◆ THE TASK:
Check each line of the listing below for the string "value", and copy the ones that have it.

---*---

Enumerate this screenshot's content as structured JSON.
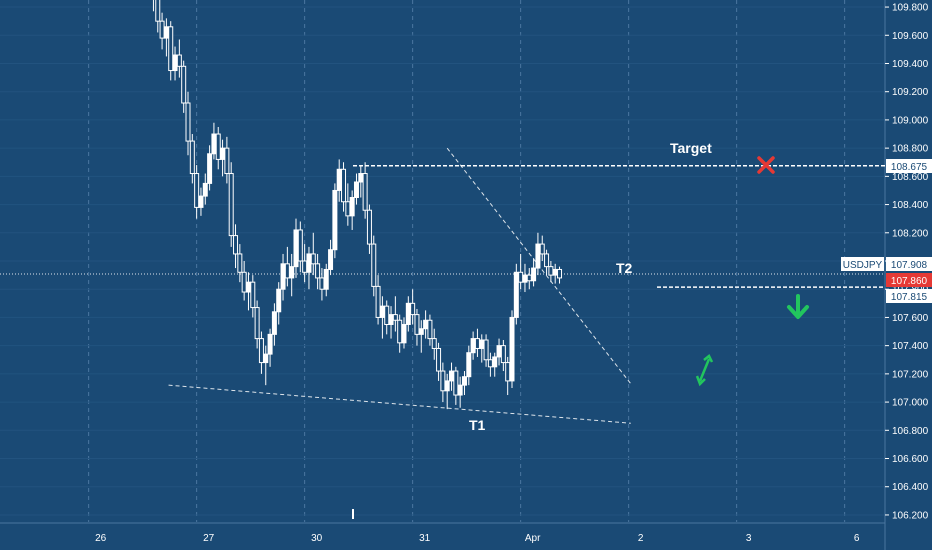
{
  "chart_data": {
    "type": "candlestick",
    "symbol": "USDJPY",
    "x_tick_labels": [
      "26",
      "27",
      "30",
      "31",
      "Apr",
      "2",
      "3",
      "6"
    ],
    "y_ticks": [
      109.8,
      109.6,
      109.4,
      109.2,
      109.0,
      108.8,
      108.6,
      108.4,
      108.2,
      108.0,
      107.8,
      107.6,
      107.4,
      107.2,
      107.0,
      106.8,
      106.6,
      106.4,
      106.2
    ],
    "y_tick_labels": [
      "109.800",
      "109.600",
      "109.400",
      "109.200",
      "109.000",
      "108.800",
      "108.600",
      "108.400",
      "108.200",
      "108.000",
      "107.800",
      "107.600",
      "107.400",
      "107.200",
      "107.000",
      "106.800",
      "106.600",
      "106.400",
      "106.200"
    ],
    "ylim": [
      106.15,
      109.85
    ],
    "price_labels": [
      {
        "text": "USDJPY",
        "color": "#ffffff"
      },
      {
        "text": "107.908",
        "color": "#ffffff"
      },
      {
        "text": "107.860",
        "color": "#e53935"
      },
      {
        "text": "107.815",
        "color": "#ffffff"
      },
      {
        "text": "108.675",
        "color": "#ffffff"
      }
    ],
    "levels": [
      {
        "value": 108.675,
        "style": "dashed"
      },
      {
        "value": 107.815,
        "style": "dashed"
      },
      {
        "value": 107.908,
        "style": "dotted"
      }
    ],
    "trendlines": [
      {
        "x0": 0.82,
        "y0": 107.12,
        "x1": 5.1,
        "y1": 106.85
      },
      {
        "x0": 3.4,
        "y0": 108.8,
        "x1": 5.1,
        "y1": 107.13
      }
    ],
    "annotations": [
      "Target",
      "T2",
      "T1"
    ],
    "candles": [
      [
        0.68,
        109.98,
        110.03,
        109.77,
        109.88
      ],
      [
        0.72,
        109.88,
        109.92,
        109.62,
        109.7
      ],
      [
        0.76,
        109.7,
        109.76,
        109.5,
        109.58
      ],
      [
        0.8,
        109.58,
        109.72,
        109.45,
        109.66
      ],
      [
        0.84,
        109.66,
        109.7,
        109.28,
        109.35
      ],
      [
        0.88,
        109.35,
        109.52,
        109.28,
        109.46
      ],
      [
        0.92,
        109.46,
        109.57,
        109.3,
        109.38
      ],
      [
        0.96,
        109.38,
        109.42,
        109.05,
        109.12
      ],
      [
        1.0,
        109.12,
        109.2,
        108.75,
        108.85
      ],
      [
        1.04,
        108.85,
        108.9,
        108.55,
        108.62
      ],
      [
        1.08,
        108.62,
        108.68,
        108.3,
        108.38
      ],
      [
        1.12,
        108.38,
        108.52,
        108.32,
        108.46
      ],
      [
        1.16,
        108.46,
        108.62,
        108.4,
        108.55
      ],
      [
        1.2,
        108.55,
        108.82,
        108.5,
        108.76
      ],
      [
        1.24,
        108.76,
        108.98,
        108.72,
        108.9
      ],
      [
        1.28,
        108.9,
        108.95,
        108.65,
        108.72
      ],
      [
        1.32,
        108.72,
        108.86,
        108.6,
        108.8
      ],
      [
        1.36,
        108.8,
        108.88,
        108.55,
        108.62
      ],
      [
        1.4,
        108.62,
        108.7,
        108.1,
        108.18
      ],
      [
        1.44,
        108.18,
        108.26,
        107.95,
        108.05
      ],
      [
        1.48,
        108.05,
        108.12,
        107.85,
        107.92
      ],
      [
        1.52,
        107.92,
        108.0,
        107.72,
        107.78
      ],
      [
        1.56,
        107.78,
        107.92,
        107.65,
        107.85
      ],
      [
        1.6,
        107.85,
        107.9,
        107.6,
        107.67
      ],
      [
        1.64,
        107.67,
        107.72,
        107.38,
        107.45
      ],
      [
        1.68,
        107.45,
        107.5,
        107.2,
        107.28
      ],
      [
        1.72,
        107.28,
        107.4,
        107.12,
        107.34
      ],
      [
        1.76,
        107.34,
        107.52,
        107.25,
        107.48
      ],
      [
        1.8,
        107.48,
        107.7,
        107.4,
        107.64
      ],
      [
        1.84,
        107.64,
        107.85,
        107.55,
        107.8
      ],
      [
        1.88,
        107.8,
        108.05,
        107.72,
        107.98
      ],
      [
        1.92,
        107.98,
        108.1,
        107.82,
        107.88
      ],
      [
        1.96,
        107.88,
        108.05,
        107.75,
        107.96
      ],
      [
        2.0,
        107.96,
        108.3,
        107.88,
        108.22
      ],
      [
        2.04,
        108.22,
        108.28,
        107.92,
        108.0
      ],
      [
        2.08,
        108.0,
        108.12,
        107.85,
        107.92
      ],
      [
        2.12,
        107.92,
        108.1,
        107.8,
        108.05
      ],
      [
        2.16,
        108.05,
        108.2,
        107.9,
        107.98
      ],
      [
        2.2,
        107.98,
        108.05,
        107.8,
        107.88
      ],
      [
        2.24,
        107.88,
        107.95,
        107.72,
        107.8
      ],
      [
        2.28,
        107.8,
        107.98,
        107.75,
        107.94
      ],
      [
        2.32,
        107.94,
        108.15,
        107.9,
        108.08
      ],
      [
        2.36,
        108.08,
        108.55,
        108.02,
        108.5
      ],
      [
        2.4,
        108.5,
        108.72,
        108.42,
        108.65
      ],
      [
        2.44,
        108.65,
        108.7,
        108.35,
        108.42
      ],
      [
        2.48,
        108.42,
        108.55,
        108.25,
        108.32
      ],
      [
        2.52,
        108.32,
        108.5,
        108.22,
        108.45
      ],
      [
        2.56,
        108.45,
        108.62,
        108.4,
        108.56
      ],
      [
        2.6,
        108.56,
        108.68,
        108.45,
        108.62
      ],
      [
        2.64,
        108.62,
        108.7,
        108.3,
        108.36
      ],
      [
        2.68,
        108.36,
        108.4,
        108.05,
        108.12
      ],
      [
        2.72,
        108.12,
        108.18,
        107.75,
        107.82
      ],
      [
        2.76,
        107.82,
        107.9,
        107.55,
        107.6
      ],
      [
        2.8,
        107.6,
        107.75,
        107.45,
        107.68
      ],
      [
        2.84,
        107.68,
        107.72,
        107.48,
        107.55
      ],
      [
        2.88,
        107.55,
        107.68,
        107.45,
        107.62
      ],
      [
        2.92,
        107.62,
        107.75,
        107.5,
        107.58
      ],
      [
        2.96,
        107.58,
        107.62,
        107.35,
        107.42
      ],
      [
        3.0,
        107.42,
        107.6,
        107.38,
        107.55
      ],
      [
        3.04,
        107.55,
        107.75,
        107.5,
        107.7
      ],
      [
        3.08,
        107.7,
        107.8,
        107.55,
        107.62
      ],
      [
        3.12,
        107.62,
        107.66,
        107.4,
        107.48
      ],
      [
        3.16,
        107.48,
        107.58,
        107.35,
        107.52
      ],
      [
        3.2,
        107.52,
        107.65,
        107.45,
        107.58
      ],
      [
        3.24,
        107.58,
        107.62,
        107.4,
        107.45
      ],
      [
        3.28,
        107.45,
        107.52,
        107.3,
        107.38
      ],
      [
        3.32,
        107.38,
        107.42,
        107.15,
        107.22
      ],
      [
        3.36,
        107.22,
        107.28,
        107.0,
        107.08
      ],
      [
        3.4,
        107.08,
        107.2,
        106.95,
        107.15
      ],
      [
        3.44,
        107.15,
        107.28,
        107.08,
        107.22
      ],
      [
        3.48,
        107.22,
        107.25,
        106.98,
        107.05
      ],
      [
        3.52,
        107.05,
        107.18,
        106.96,
        107.12
      ],
      [
        3.56,
        107.12,
        107.22,
        107.05,
        107.18
      ],
      [
        3.6,
        107.18,
        107.4,
        107.12,
        107.35
      ],
      [
        3.64,
        107.35,
        107.5,
        107.3,
        107.45
      ],
      [
        3.68,
        107.45,
        107.52,
        107.32,
        107.38
      ],
      [
        3.72,
        107.38,
        107.48,
        107.28,
        107.44
      ],
      [
        3.76,
        107.44,
        107.48,
        107.25,
        107.3
      ],
      [
        3.8,
        107.3,
        107.35,
        107.18,
        107.25
      ],
      [
        3.84,
        107.25,
        107.35,
        107.18,
        107.32
      ],
      [
        3.88,
        107.32,
        107.45,
        107.26,
        107.4
      ],
      [
        3.92,
        107.4,
        107.44,
        107.22,
        107.28
      ],
      [
        3.96,
        107.28,
        107.32,
        107.05,
        107.15
      ],
      [
        4.0,
        107.15,
        107.65,
        107.1,
        107.6
      ],
      [
        4.04,
        107.6,
        107.98,
        107.55,
        107.92
      ],
      [
        4.08,
        107.92,
        108.05,
        107.8,
        107.85
      ],
      [
        4.12,
        107.85,
        107.98,
        107.78,
        107.9
      ],
      [
        4.16,
        107.9,
        107.95,
        107.8,
        107.86
      ],
      [
        4.2,
        107.86,
        108.02,
        107.82,
        107.95
      ],
      [
        4.24,
        107.95,
        108.2,
        107.9,
        108.12
      ],
      [
        4.28,
        108.12,
        108.18,
        108.0,
        108.05
      ],
      [
        4.32,
        108.05,
        108.08,
        107.9,
        107.96
      ],
      [
        4.36,
        107.96,
        108.0,
        107.85,
        107.9
      ],
      [
        4.4,
        107.9,
        107.98,
        107.84,
        107.94
      ],
      [
        4.44,
        107.94,
        107.96,
        107.84,
        107.88
      ]
    ]
  }
}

---*---

◆ SOLUTION FOR THIS EXERCISE:
        "value": 108.675,
        "value": 107.815,
        "value": 107.908,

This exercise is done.